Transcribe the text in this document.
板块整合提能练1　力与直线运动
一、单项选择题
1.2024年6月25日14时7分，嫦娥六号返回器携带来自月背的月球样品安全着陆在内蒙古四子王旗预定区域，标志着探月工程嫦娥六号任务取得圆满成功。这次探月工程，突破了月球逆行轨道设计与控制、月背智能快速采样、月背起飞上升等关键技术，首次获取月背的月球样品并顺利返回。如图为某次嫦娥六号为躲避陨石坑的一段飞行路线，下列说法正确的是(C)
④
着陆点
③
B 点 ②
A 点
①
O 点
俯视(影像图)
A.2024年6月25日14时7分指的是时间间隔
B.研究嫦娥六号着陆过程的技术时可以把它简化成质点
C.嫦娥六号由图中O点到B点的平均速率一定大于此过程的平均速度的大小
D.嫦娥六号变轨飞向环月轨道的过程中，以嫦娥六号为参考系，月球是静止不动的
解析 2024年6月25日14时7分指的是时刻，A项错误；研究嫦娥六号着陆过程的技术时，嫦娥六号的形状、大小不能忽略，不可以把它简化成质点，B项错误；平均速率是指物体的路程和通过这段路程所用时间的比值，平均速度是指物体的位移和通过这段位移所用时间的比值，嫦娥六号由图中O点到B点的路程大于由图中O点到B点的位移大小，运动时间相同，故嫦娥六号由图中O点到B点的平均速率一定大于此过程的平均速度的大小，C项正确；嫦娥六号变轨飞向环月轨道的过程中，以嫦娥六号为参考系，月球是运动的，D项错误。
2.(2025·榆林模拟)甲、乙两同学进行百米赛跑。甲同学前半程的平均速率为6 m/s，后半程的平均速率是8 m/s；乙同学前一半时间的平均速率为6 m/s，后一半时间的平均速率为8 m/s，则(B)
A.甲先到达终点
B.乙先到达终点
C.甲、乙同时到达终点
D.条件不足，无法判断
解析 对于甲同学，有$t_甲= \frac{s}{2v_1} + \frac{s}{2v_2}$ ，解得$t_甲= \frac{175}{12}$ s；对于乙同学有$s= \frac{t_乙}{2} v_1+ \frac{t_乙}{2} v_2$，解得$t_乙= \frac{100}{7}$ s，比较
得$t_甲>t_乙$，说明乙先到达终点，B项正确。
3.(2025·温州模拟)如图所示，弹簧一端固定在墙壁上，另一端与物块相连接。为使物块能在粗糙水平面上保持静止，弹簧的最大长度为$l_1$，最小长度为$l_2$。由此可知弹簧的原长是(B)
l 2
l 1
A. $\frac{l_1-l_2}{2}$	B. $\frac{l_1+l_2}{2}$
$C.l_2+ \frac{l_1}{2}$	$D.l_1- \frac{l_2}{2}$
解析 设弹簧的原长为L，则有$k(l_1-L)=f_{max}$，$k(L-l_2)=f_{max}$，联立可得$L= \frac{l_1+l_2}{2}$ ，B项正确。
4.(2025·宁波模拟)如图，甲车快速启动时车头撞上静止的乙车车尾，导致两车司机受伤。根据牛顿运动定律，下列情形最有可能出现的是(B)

-------------------------

• _What you will do_
Type out the full listing again, exactly as given.

• _Problem solution_
Transcribe the text in this document.
板块整合提能练1　力与直线运动
一、单项选择题
1.2024年6月25日14时7分，嫦娥六号返回器携带来自月背的月球样品安全着陆在内蒙古四子王旗预定区域，标志着探月工程嫦娥六号任务取得圆满成功。这次探月工程，突破了月球逆行轨道设计与控制、月背智能快速采样、月背起飞上升等关键技术，首次获取月背的月球样品并顺利返回。如图为某次嫦娥六号为躲避陨石坑的一段飞行路线，下列说法正确的是(C)
④
着陆点
③
B 点 ②
A 点
①
O 点
俯视(影像图)
A.2024年6月25日14时7分指的是时间间隔
B.研究嫦娥六号着陆过程的技术时可以把它简化成质点
C.嫦娥六号由图中O点到B点的平均速率一定大于此过程的平均速度的大小
D.嫦娥六号变轨飞向环月轨道的过程中，以嫦娥六号为参考系，月球是静止不动的
解析 2024年6月25日14时7分指的是时刻，A项错误；研究嫦娥六号着陆过程的技术时，嫦娥六号的形状、大小不能忽略，不可以把它简化成质点，B项错误；平均速率是指物体的路程和通过这段路程所用时间的比值，平均速度是指物体的位移和通过这段位移所用时间的比值，嫦娥六号由图中O点到B点的路程大于由图中O点到B点的位移大小，运动时间相同，故嫦娥六号由图中O点到B点的平均速率一定大于此过程的平均速度的大小，C项正确；嫦娥六号变轨飞向环月轨道的过程中，以嫦娥六号为参考系，月球是运动的，D项错误。
2.(2025·榆林模拟)甲、乙两同学进行百米赛跑。甲同学前半程的平均速率为6 m/s，后半程的平均速率是8 m/s；乙同学前一半时间的平均速率为6 m/s，后一半时间的平均速率为8 m/s，则(B)
A.甲先到达终点
B.乙先到达终点
C.甲、乙同时到达终点
D.条件不足，无法判断
解析 对于甲同学，有$t_甲= \frac{s}{2v_1} + \frac{s}{2v_2}$ ，解得$t_甲= \frac{175}{12}$ s；对于乙同学有$s= \frac{t_乙}{2} v_1+ \frac{t_乙}{2} v_2$，解得$t_乙= \frac{100}{7}$ s，比较
得$t_甲>t_乙$，说明乙先到达终点，B项正确。
3.(2025·温州模拟)如图所示，弹簧一端固定在墙壁上，另一端与物块相连接。为使物块能在粗糙水平面上保持静止，弹簧的最大长度为$l_1$，最小长度为$l_2$。由此可知弹簧的原长是(B)
l 2
l 1
A. $\frac{l_1-l_2}{2}$	B. $\frac{l_1+l_2}{2}$
$C.l_2+ \frac{l_1}{2}$	$D.l_1- \frac{l_2}{2}$
解析 设弹簧的原长为L，则有$k(l_1-L)=f_{max}$，$k(L-l_2)=f_{max}$，联立可得$L= \frac{l_1+l_2}{2}$ ，B项正确。
4.(2025·宁波模拟)如图，甲车快速启动时车头撞上静止的乙车车尾，导致两车司机受伤。根据牛顿运动定律，下列情形最有可能出现的是(B)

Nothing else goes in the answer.